_Requirements_:
Without changing a character, return the entries, but not the images they hold.

_Source material_:
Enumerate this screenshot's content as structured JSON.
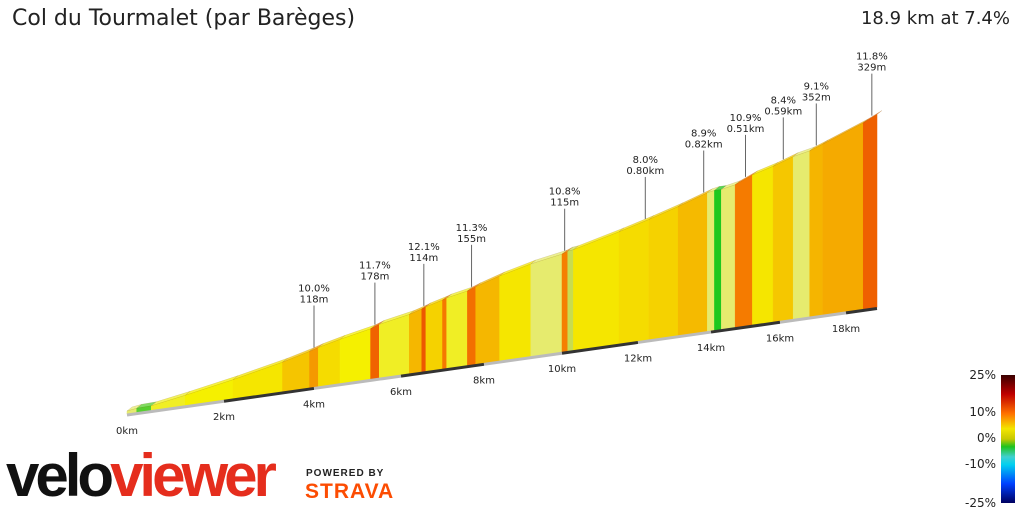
{
  "header": {
    "title": "Col du Tourmalet (par Barèges)",
    "summary": "18.9 km at 7.4%"
  },
  "chart_data": {
    "type": "area",
    "xlabel": "",
    "ylabel": "",
    "x_ticks": [
      "0km",
      "2km",
      "4km",
      "6km",
      "8km",
      "10km",
      "12km",
      "14km",
      "16km",
      "18km"
    ],
    "xlim_km": [
      0,
      18.9
    ],
    "segments": [
      {
        "start": 0,
        "end": 0.2,
        "gradient": 5
      },
      {
        "start": 0.2,
        "end": 0.5,
        "gradient": 1
      },
      {
        "start": 0.5,
        "end": 1.2,
        "gradient": 6
      },
      {
        "start": 1.2,
        "end": 2.2,
        "gradient": 6.5
      },
      {
        "start": 2.2,
        "end": 3.3,
        "gradient": 7
      },
      {
        "start": 3.3,
        "end": 3.9,
        "gradient": 8.5
      },
      {
        "start": 3.9,
        "end": 4.1,
        "gradient": 10
      },
      {
        "start": 4.1,
        "end": 4.6,
        "gradient": 7.5
      },
      {
        "start": 4.6,
        "end": 5.3,
        "gradient": 6.5
      },
      {
        "start": 5.3,
        "end": 5.5,
        "gradient": 11.7
      },
      {
        "start": 5.5,
        "end": 6.2,
        "gradient": 6
      },
      {
        "start": 6.2,
        "end": 6.5,
        "gradient": 9
      },
      {
        "start": 6.5,
        "end": 6.6,
        "gradient": 12.1
      },
      {
        "start": 6.6,
        "end": 7.0,
        "gradient": 8
      },
      {
        "start": 7.0,
        "end": 7.1,
        "gradient": 11
      },
      {
        "start": 7.1,
        "end": 7.6,
        "gradient": 6
      },
      {
        "start": 7.6,
        "end": 7.8,
        "gradient": 11.3
      },
      {
        "start": 7.8,
        "end": 8.4,
        "gradient": 9
      },
      {
        "start": 8.4,
        "end": 9.2,
        "gradient": 7
      },
      {
        "start": 9.2,
        "end": 10.0,
        "gradient": 5
      },
      {
        "start": 10.0,
        "end": 10.15,
        "gradient": 10.8
      },
      {
        "start": 10.15,
        "end": 10.3,
        "gradient": 3
      },
      {
        "start": 10.3,
        "end": 11.5,
        "gradient": 7
      },
      {
        "start": 11.5,
        "end": 12.3,
        "gradient": 7.5
      },
      {
        "start": 12.3,
        "end": 13.1,
        "gradient": 8
      },
      {
        "start": 13.1,
        "end": 13.9,
        "gradient": 8.9
      },
      {
        "start": 13.9,
        "end": 14.1,
        "gradient": 5
      },
      {
        "start": 14.1,
        "end": 14.3,
        "gradient": 0
      },
      {
        "start": 14.3,
        "end": 14.7,
        "gradient": 5
      },
      {
        "start": 14.7,
        "end": 15.2,
        "gradient": 10.9
      },
      {
        "start": 15.2,
        "end": 15.8,
        "gradient": 7
      },
      {
        "start": 15.8,
        "end": 16.4,
        "gradient": 8.4
      },
      {
        "start": 16.4,
        "end": 16.9,
        "gradient": 5
      },
      {
        "start": 16.9,
        "end": 17.3,
        "gradient": 9.1
      },
      {
        "start": 17.3,
        "end": 18.5,
        "gradient": 9.5
      },
      {
        "start": 18.5,
        "end": 18.9,
        "gradient": 11.8
      }
    ],
    "annotations": [
      {
        "km": 4.0,
        "grade": "10.0%",
        "len": "118m"
      },
      {
        "km": 5.4,
        "grade": "11.7%",
        "len": "178m"
      },
      {
        "km": 6.55,
        "grade": "12.1%",
        "len": "114m"
      },
      {
        "km": 7.7,
        "grade": "11.3%",
        "len": "155m"
      },
      {
        "km": 10.07,
        "grade": "10.8%",
        "len": "115m"
      },
      {
        "km": 12.2,
        "grade": "8.0%",
        "len": "0.80km"
      },
      {
        "km": 13.8,
        "grade": "8.9%",
        "len": "0.82km"
      },
      {
        "km": 15.0,
        "grade": "10.9%",
        "len": "0.51km"
      },
      {
        "km": 16.1,
        "grade": "8.4%",
        "len": "0.59km"
      },
      {
        "km": 17.1,
        "grade": "9.1%",
        "len": "352m"
      },
      {
        "km": 18.75,
        "grade": "11.8%",
        "len": "329m"
      }
    ],
    "legend": {
      "labels": [
        "25%",
        "10%",
        "0%",
        "-10%",
        "-25%"
      ]
    }
  },
  "branding": {
    "velo": "velo",
    "viewer": "viewer",
    "powered": "POWERED BY",
    "strava": "STRAVA"
  }
}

_Full answer_:
Enumerate this screenshot's content as structured JSON.
{
  "header": {
    "title": "Col du Tourmalet (par Barèges)",
    "summary": "18.9 km at 7.4%"
  },
  "chart_data": {
    "type": "area",
    "xlabel": "",
    "ylabel": "",
    "x_ticks": [
      "0km",
      "2km",
      "4km",
      "6km",
      "8km",
      "10km",
      "12km",
      "14km",
      "16km",
      "18km"
    ],
    "xlim_km": [
      0,
      18.9
    ],
    "segments": [
      {
        "start": 0,
        "end": 0.2,
        "gradient": 5
      },
      {
        "start": 0.2,
        "end": 0.5,
        "gradient": 1
      },
      {
        "start": 0.5,
        "end": 1.2,
        "gradient": 6
      },
      {
        "start": 1.2,
        "end": 2.2,
        "gradient": 6.5
      },
      {
        "start": 2.2,
        "end": 3.3,
        "gradient": 7
      },
      {
        "start": 3.3,
        "end": 3.9,
        "gradient": 8.5
      },
      {
        "start": 3.9,
        "end": 4.1,
        "gradient": 10
      },
      {
        "start": 4.1,
        "end": 4.6,
        "gradient": 7.5
      },
      {
        "start": 4.6,
        "end": 5.3,
        "gradient": 6.5
      },
      {
        "start": 5.3,
        "end": 5.5,
        "gradient": 11.7
      },
      {
        "start": 5.5,
        "end": 6.2,
        "gradient": 6
      },
      {
        "start": 6.2,
        "end": 6.5,
        "gradient": 9
      },
      {
        "start": 6.5,
        "end": 6.6,
        "gradient": 12.1
      },
      {
        "start": 6.6,
        "end": 7.0,
        "gradient": 8
      },
      {
        "start": 7.0,
        "end": 7.1,
        "gradient": 11
      },
      {
        "start": 7.1,
        "end": 7.6,
        "gradient": 6
      },
      {
        "start": 7.6,
        "end": 7.8,
        "gradient": 11.3
      },
      {
        "start": 7.8,
        "end": 8.4,
        "gradient": 9
      },
      {
        "start": 8.4,
        "end": 9.2,
        "gradient": 7
      },
      {
        "start": 9.2,
        "end": 10.0,
        "gradient": 5
      },
      {
        "start": 10.0,
        "end": 10.15,
        "gradient": 10.8
      },
      {
        "start": 10.15,
        "end": 10.3,
        "gradient": 3
      },
      {
        "start": 10.3,
        "end": 11.5,
        "gradient": 7
      },
      {
        "start": 11.5,
        "end": 12.3,
        "gradient": 7.5
      },
      {
        "start": 12.3,
        "end": 13.1,
        "gradient": 8
      },
      {
        "start": 13.1,
        "end": 13.9,
        "gradient": 8.9
      },
      {
        "start": 13.9,
        "end": 14.1,
        "gradient": 5
      },
      {
        "start": 14.1,
        "end": 14.3,
        "gradient": 0
      },
      {
        "start": 14.3,
        "end": 14.7,
        "gradient": 5
      },
      {
        "start": 14.7,
        "end": 15.2,
        "gradient": 10.9
      },
      {
        "start": 15.2,
        "end": 15.8,
        "gradient": 7
      },
      {
        "start": 15.8,
        "end": 16.4,
        "gradient": 8.4
      },
      {
        "start": 16.4,
        "end": 16.9,
        "gradient": 5
      },
      {
        "start": 16.9,
        "end": 17.3,
        "gradient": 9.1
      },
      {
        "start": 17.3,
        "end": 18.5,
        "gradient": 9.5
      },
      {
        "start": 18.5,
        "end": 18.9,
        "gradient": 11.8
      }
    ],
    "annotations": [
      {
        "km": 4.0,
        "grade": "10.0%",
        "len": "118m"
      },
      {
        "km": 5.4,
        "grade": "11.7%",
        "len": "178m"
      },
      {
        "km": 6.55,
        "grade": "12.1%",
        "len": "114m"
      },
      {
        "km": 7.7,
        "grade": "11.3%",
        "len": "155m"
      },
      {
        "km": 10.07,
        "grade": "10.8%",
        "len": "115m"
      },
      {
        "km": 12.2,
        "grade": "8.0%",
        "len": "0.80km"
      },
      {
        "km": 13.8,
        "grade": "8.9%",
        "len": "0.82km"
      },
      {
        "km": 15.0,
        "grade": "10.9%",
        "len": "0.51km"
      },
      {
        "km": 16.1,
        "grade": "8.4%",
        "len": "0.59km"
      },
      {
        "km": 17.1,
        "grade": "9.1%",
        "len": "352m"
      },
      {
        "km": 18.75,
        "grade": "11.8%",
        "len": "329m"
      }
    ],
    "legend": {
      "labels": [
        "25%",
        "10%",
        "0%",
        "-10%",
        "-25%"
      ]
    }
  },
  "branding": {
    "velo": "velo",
    "viewer": "viewer",
    "powered": "POWERED BY",
    "strava": "STRAVA"
  }
}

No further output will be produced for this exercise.